* **Problem description**
The data below should be restated word for word, with every picture omitted.

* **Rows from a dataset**
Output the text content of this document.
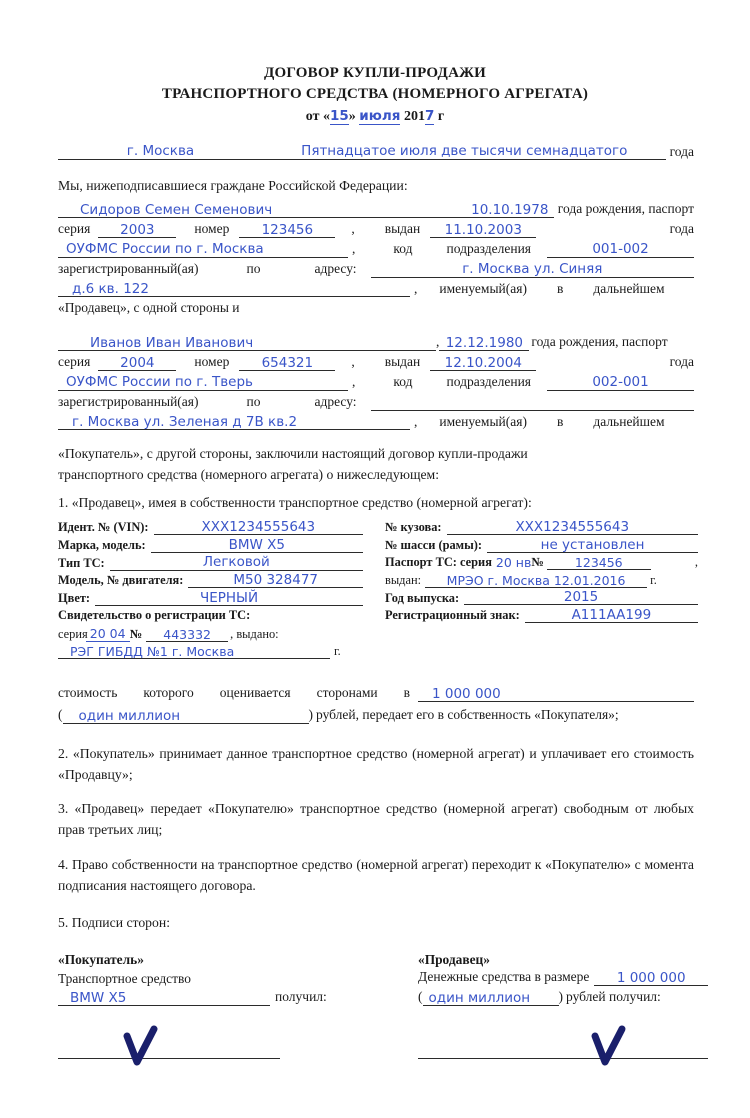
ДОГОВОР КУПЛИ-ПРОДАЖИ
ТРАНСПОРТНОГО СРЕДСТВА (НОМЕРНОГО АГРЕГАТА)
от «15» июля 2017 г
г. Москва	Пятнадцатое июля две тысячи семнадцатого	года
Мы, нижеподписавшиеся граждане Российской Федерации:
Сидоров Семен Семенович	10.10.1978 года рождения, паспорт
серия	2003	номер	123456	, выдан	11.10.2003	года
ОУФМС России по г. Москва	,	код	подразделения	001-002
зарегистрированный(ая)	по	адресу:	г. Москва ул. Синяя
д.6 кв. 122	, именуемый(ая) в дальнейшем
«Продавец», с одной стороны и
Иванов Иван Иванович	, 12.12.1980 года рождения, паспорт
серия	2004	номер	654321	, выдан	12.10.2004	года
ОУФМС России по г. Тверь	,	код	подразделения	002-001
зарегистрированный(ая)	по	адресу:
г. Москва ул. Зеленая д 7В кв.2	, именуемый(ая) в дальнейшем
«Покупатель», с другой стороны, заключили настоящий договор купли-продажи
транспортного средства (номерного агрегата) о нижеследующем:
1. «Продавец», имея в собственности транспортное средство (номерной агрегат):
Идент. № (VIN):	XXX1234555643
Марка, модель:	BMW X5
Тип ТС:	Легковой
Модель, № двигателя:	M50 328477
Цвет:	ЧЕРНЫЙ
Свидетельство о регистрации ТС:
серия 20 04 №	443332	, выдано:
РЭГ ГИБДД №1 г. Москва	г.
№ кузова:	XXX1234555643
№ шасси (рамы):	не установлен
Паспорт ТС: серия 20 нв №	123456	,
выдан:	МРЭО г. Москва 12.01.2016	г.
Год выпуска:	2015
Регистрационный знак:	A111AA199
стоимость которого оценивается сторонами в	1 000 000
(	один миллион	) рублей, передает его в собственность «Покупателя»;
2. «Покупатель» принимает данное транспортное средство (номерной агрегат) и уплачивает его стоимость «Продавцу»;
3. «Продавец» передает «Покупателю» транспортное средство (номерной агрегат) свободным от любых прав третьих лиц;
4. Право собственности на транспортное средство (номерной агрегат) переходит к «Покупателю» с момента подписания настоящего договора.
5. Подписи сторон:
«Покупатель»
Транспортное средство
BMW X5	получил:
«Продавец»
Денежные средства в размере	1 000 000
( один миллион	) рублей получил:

* **Output of the exercise**
Output the text content of this document.
ДОГОВОР КУПЛИ-ПРОДАЖИ
ТРАНСПОРТНОГО СРЕДСТВА (НОМЕРНОГО АГРЕГАТА)
от «15» июля 2017 г
г. Москва	Пятнадцатое июля две тысячи семнадцатого	года
Мы, нижеподписавшиеся граждане Российской Федерации:
Сидоров Семен Семенович	10.10.1978 года рождения, паспорт
серия	2003	номер	123456	, выдан	11.10.2003	года
ОУФМС России по г. Москва	,	код	подразделения	001-002
зарегистрированный(ая)	по	адресу:	г. Москва ул. Синяя
д.6 кв. 122	, именуемый(ая) в дальнейшем
«Продавец», с одной стороны и
Иванов Иван Иванович	, 12.12.1980 года рождения, паспорт
серия	2004	номер	654321	, выдан	12.10.2004	года
ОУФМС России по г. Тверь	,	код	подразделения	002-001
зарегистрированный(ая)	по	адресу:
г. Москва ул. Зеленая д 7В кв.2	, именуемый(ая) в дальнейшем
«Покупатель», с другой стороны, заключили настоящий договор купли-продажи
транспортного средства (номерного агрегата) о нижеследующем:
1. «Продавец», имея в собственности транспортное средство (номерной агрегат):
Идент. № (VIN):	XXX1234555643
Марка, модель:	BMW X5
Тип ТС:	Легковой
Модель, № двигателя:	M50 328477
Цвет:	ЧЕРНЫЙ
Свидетельство о регистрации ТС:
серия 20 04 №	443332	, выдано:
РЭГ ГИБДД №1 г. Москва	г.
№ кузова:	XXX1234555643
№ шасси (рамы):	не установлен
Паспорт ТС: серия 20 нв №	123456	,
выдан:	МРЭО г. Москва 12.01.2016	г.
Год выпуска:	2015
Регистрационный знак:	A111AA199
стоимость которого оценивается сторонами в	1 000 000
(	один миллион	) рублей, передает его в собственность «Покупателя»;
2. «Покупатель» принимает данное транспортное средство (номерной агрегат) и уплачивает его стоимость «Продавцу»;
3. «Продавец» передает «Покупателю» транспортное средство (номерной агрегат) свободным от любых прав третьих лиц;
4. Право собственности на транспортное средство (номерной агрегат) переходит к «Покупателю» с момента подписания настоящего договора.
5. Подписи сторон:
«Покупатель»
Транспортное средство
BMW X5	получил:
«Продавец»
Денежные средства в размере	1 000 000
( один миллион	) рублей получил:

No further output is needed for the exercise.